--- Begin ---
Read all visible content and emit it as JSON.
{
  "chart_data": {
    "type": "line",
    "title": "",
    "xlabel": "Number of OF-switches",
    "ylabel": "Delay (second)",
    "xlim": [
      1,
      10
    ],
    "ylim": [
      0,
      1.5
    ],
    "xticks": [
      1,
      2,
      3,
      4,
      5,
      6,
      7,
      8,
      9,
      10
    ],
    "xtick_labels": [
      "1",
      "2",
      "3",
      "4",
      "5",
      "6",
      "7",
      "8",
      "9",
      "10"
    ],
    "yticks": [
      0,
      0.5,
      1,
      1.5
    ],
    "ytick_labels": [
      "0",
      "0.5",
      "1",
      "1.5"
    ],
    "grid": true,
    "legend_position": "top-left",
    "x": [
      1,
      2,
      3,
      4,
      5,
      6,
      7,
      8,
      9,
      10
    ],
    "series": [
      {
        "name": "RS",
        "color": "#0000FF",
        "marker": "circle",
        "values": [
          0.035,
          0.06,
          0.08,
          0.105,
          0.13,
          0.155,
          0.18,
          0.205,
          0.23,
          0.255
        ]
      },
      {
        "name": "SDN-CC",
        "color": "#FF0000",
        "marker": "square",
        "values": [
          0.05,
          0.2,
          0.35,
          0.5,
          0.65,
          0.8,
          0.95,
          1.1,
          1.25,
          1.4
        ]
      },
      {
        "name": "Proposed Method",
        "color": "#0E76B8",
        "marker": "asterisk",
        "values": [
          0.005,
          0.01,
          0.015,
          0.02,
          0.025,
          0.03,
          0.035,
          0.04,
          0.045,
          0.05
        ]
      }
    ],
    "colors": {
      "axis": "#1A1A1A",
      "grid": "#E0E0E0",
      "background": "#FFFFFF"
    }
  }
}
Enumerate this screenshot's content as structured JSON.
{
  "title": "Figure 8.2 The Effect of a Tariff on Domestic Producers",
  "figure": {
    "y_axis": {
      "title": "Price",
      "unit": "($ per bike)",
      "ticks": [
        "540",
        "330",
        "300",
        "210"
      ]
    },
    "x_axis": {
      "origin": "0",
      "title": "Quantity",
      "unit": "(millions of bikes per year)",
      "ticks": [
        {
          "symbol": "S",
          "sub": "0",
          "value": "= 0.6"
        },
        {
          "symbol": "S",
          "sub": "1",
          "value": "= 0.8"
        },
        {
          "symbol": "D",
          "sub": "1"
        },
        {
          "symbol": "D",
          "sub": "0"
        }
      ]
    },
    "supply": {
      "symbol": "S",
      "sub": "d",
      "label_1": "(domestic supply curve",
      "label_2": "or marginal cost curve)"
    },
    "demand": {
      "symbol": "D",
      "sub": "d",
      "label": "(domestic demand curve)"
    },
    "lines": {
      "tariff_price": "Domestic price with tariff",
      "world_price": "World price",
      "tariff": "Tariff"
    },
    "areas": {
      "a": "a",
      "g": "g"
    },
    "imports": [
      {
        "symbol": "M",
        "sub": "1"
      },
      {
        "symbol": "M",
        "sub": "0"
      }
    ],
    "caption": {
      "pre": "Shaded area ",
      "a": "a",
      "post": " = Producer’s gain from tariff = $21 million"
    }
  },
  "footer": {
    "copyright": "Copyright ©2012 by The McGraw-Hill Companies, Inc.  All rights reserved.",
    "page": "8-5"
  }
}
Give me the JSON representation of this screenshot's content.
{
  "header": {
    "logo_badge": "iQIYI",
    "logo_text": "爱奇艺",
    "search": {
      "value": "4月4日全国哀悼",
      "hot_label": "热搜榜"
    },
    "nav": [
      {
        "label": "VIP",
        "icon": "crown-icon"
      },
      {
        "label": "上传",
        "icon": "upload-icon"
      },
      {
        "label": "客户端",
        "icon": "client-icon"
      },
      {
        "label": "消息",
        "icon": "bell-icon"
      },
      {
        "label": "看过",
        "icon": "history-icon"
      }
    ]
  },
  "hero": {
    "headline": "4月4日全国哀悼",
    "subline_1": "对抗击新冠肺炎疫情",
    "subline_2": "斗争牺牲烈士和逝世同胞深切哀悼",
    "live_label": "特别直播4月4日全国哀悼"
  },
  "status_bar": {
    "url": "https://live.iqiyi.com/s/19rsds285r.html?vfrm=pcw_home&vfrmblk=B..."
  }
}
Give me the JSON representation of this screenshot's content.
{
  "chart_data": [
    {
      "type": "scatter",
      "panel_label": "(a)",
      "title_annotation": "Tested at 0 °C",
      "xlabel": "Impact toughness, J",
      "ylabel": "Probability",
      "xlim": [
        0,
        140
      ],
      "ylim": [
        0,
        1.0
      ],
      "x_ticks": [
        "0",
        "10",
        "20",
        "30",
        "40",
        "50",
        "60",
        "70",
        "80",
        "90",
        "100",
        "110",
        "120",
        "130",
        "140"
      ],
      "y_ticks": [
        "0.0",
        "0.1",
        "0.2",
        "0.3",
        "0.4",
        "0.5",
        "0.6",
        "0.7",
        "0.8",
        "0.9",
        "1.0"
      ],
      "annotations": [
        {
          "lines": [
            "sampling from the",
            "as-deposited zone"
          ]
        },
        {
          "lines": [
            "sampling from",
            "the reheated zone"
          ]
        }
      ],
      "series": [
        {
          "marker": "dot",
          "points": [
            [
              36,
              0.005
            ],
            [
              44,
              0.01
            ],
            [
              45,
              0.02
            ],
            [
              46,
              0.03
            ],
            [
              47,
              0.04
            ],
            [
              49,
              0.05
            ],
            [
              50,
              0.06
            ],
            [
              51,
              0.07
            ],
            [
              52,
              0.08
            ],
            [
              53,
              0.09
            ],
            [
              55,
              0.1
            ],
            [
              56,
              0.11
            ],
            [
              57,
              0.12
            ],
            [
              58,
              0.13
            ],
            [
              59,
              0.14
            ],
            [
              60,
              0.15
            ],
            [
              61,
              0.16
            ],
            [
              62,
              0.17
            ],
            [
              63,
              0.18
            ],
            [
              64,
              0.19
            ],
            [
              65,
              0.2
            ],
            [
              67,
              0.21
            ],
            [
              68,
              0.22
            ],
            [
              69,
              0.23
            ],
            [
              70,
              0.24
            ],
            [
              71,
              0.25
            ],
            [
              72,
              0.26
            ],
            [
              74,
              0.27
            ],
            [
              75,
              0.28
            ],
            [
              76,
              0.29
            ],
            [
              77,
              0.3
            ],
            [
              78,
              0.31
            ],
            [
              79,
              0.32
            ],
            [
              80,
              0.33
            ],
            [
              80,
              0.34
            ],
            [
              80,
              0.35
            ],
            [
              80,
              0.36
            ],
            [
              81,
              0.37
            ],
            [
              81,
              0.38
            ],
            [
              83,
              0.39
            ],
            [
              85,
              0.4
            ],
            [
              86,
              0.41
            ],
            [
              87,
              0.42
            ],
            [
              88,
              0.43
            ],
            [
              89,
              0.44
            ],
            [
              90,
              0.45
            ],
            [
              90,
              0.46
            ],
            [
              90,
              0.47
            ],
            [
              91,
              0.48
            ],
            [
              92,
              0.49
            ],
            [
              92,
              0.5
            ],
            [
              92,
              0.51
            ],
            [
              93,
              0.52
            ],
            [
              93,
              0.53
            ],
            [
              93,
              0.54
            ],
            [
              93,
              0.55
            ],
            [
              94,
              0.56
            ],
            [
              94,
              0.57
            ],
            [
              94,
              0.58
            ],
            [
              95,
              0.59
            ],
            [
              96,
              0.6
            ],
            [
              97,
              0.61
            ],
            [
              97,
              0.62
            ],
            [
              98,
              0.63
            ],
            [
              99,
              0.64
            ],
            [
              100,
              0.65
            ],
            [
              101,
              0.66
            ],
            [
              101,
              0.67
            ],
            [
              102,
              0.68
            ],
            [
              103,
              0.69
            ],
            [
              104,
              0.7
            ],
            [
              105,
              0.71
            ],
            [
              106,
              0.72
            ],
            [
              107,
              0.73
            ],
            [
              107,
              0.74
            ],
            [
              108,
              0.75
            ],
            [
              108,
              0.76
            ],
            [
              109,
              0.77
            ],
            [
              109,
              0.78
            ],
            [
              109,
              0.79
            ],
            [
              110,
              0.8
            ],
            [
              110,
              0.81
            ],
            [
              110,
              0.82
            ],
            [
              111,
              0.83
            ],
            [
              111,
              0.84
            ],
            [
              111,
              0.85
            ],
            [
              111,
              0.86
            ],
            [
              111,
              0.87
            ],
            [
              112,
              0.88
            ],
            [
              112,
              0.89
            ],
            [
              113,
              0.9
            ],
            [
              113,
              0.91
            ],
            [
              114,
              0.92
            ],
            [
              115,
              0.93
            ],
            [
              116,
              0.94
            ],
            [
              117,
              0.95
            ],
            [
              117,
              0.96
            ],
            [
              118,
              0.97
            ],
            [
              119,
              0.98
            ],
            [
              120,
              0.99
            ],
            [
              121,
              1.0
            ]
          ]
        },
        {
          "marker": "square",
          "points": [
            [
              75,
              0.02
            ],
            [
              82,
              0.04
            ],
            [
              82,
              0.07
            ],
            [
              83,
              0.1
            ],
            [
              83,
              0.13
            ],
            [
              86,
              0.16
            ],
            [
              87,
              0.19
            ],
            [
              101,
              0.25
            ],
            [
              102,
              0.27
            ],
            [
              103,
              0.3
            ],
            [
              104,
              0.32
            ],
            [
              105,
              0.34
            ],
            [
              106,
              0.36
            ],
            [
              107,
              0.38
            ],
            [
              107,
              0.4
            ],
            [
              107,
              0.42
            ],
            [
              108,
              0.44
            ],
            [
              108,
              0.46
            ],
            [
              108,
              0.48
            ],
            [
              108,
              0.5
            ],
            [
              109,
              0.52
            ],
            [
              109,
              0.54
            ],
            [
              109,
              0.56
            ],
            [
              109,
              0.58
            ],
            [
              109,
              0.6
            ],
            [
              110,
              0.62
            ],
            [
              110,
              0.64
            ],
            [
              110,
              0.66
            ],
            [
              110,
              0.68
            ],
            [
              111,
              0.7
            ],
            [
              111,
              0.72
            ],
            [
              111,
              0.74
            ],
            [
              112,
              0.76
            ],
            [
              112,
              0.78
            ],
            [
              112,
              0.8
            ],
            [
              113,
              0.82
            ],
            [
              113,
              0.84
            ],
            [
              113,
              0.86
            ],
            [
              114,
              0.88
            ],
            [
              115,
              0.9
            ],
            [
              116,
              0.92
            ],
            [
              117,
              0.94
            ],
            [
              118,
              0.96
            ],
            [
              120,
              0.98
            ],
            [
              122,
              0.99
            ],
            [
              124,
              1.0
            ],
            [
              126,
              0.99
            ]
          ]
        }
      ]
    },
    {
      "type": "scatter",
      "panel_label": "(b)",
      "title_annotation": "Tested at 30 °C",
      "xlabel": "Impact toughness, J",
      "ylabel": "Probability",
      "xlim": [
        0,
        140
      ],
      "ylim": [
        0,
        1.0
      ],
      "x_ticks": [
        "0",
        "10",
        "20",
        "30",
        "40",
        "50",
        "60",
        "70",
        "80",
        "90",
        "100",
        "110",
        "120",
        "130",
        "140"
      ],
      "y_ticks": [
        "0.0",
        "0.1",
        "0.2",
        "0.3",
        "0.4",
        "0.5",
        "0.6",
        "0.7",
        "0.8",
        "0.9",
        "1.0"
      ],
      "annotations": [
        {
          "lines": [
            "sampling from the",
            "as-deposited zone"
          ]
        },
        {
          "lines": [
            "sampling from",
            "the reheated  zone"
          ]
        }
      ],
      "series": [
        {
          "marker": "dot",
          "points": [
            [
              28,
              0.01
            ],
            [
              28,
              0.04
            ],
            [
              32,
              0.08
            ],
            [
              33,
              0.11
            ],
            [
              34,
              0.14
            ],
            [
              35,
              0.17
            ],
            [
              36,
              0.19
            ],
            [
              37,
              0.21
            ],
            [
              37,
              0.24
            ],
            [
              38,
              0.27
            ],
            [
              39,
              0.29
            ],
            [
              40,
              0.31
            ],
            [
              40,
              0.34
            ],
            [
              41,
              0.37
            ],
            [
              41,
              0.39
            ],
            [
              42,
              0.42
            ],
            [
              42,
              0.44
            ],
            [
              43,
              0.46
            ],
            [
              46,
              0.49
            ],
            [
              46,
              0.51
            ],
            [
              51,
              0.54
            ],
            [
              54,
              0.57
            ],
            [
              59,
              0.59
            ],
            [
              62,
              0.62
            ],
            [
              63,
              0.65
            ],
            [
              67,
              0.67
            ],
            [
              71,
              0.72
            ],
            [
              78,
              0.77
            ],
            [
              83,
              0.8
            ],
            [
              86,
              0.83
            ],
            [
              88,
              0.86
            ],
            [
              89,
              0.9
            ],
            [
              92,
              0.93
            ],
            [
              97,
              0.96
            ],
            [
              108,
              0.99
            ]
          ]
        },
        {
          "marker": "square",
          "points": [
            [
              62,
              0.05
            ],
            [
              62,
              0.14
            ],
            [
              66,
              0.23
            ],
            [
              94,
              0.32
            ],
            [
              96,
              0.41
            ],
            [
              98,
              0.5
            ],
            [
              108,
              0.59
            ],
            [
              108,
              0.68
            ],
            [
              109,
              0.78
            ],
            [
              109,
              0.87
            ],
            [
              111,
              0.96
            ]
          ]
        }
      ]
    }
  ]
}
--- End ---
* [Objective]:
Find the word "reheated" in the material, then list each line that holds it.

* [Written answer]:
            "the reheated zone"
            "the reheated  zone"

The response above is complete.